Requirement: With the pictures left out, output the records below exactly.

╭──

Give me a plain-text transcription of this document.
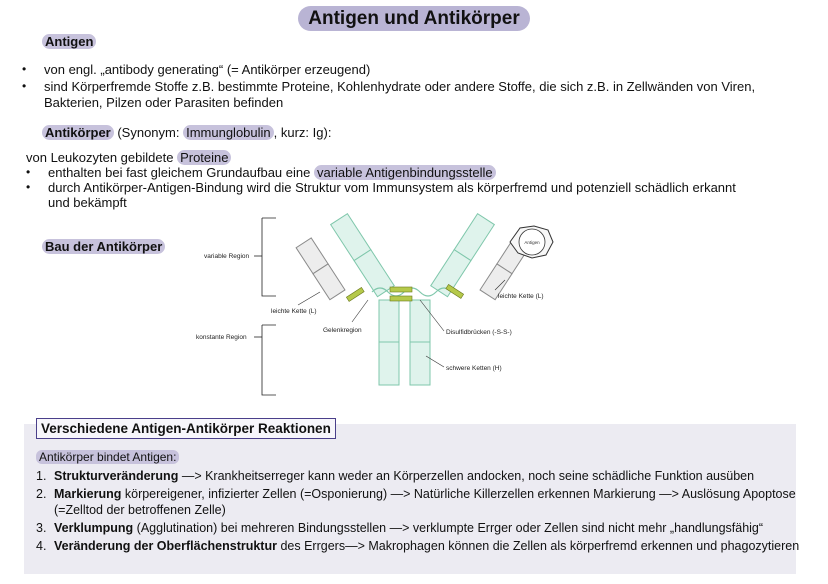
Antigen und Antikörper
Antigen
• von engl. „antibody generating“ (= Antikörper erzeugend)
• sind Körperfremde Stoffe z.B. bestimmte Proteine, Kohlenhydrate oder andere Stoffe, die sich z.B. in Zellwänden von Viren,
Bakterien, Pilzen oder Parasiten befinden
Antikörper (Synonym: Immunglobulin , kurz: Ig):
von Leukozyten gebildete Proteine
• enthalten bei fast gleichem Grundaufbau eine variable Antigenbindungsstelle
• durch Antikörper-Antigen-Bindung wird die Struktur vom Immunsystem als körperfremd und potenziell schädlich erkannt
und bekämpft
Bau der Antikörper	Antigen
variable Region
konstante Region
leichte Kette (L)
leichte Kette (L)
Gelenkregion	Disulfidbrücken (-S-S-)
schwere Ketten (H)
Verschiedene Antigen-Antikörper Reaktionen
Antikörper bindet Antigen:
1. Strukturveränderung —> Krankheitserreger kann weder an Körperzellen andocken, noch seine schädliche Funktion ausüben
2. Markierung körpereigener, infizierter Zellen (=Osponierung) —> Natürliche Killerzellen erkennen Markierung —> Auslösung Apoptose
(=Zelltod der betroffenen Zelle)
3. Verklumpung (Agglutination) bei mehreren Bindungsstellen —> verklumpte Errger oder Zellen sind nicht mehr „handlungsfähig“
4. Veränderung der Oberflächenstruktur des Errgers—> Makrophagen können die Zellen als körperfremd erkennen und phagozytieren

╰──

Written answer:
Give me a plain-text transcription of this document.
Antigen und Antikörper
Antigen
• von engl. „antibody generating“ (= Antikörper erzeugend)
• sind Körperfremde Stoffe z.B. bestimmte Proteine, Kohlenhydrate oder andere Stoffe, die sich z.B. in Zellwänden von Viren,
Bakterien, Pilzen oder Parasiten befinden
Antikörper (Synonym: Immunglobulin , kurz: Ig):
von Leukozyten gebildete Proteine
• enthalten bei fast gleichem Grundaufbau eine variable Antigenbindungsstelle
• durch Antikörper-Antigen-Bindung wird die Struktur vom Immunsystem als körperfremd und potenziell schädlich erkannt
und bekämpft
Bau der Antikörper	Antigen
variable Region
konstante Region
leichte Kette (L)
leichte Kette (L)
Gelenkregion	Disulfidbrücken (-S-S-)
schwere Ketten (H)
Verschiedene Antigen-Antikörper Reaktionen
Antikörper bindet Antigen:
1. Strukturveränderung —> Krankheitserreger kann weder an Körperzellen andocken, noch seine schädliche Funktion ausüben
2. Markierung körpereigener, infizierter Zellen (=Osponierung) —> Natürliche Killerzellen erkennen Markierung —> Auslösung Apoptose
(=Zelltod der betroffenen Zelle)
3. Verklumpung (Agglutination) bei mehreren Bindungsstellen —> verklumpte Errger oder Zellen sind nicht mehr „handlungsfähig“
4. Veränderung der Oberflächenstruktur des Errgers—> Makrophagen können die Zellen als körperfremd erkennen und phagozytieren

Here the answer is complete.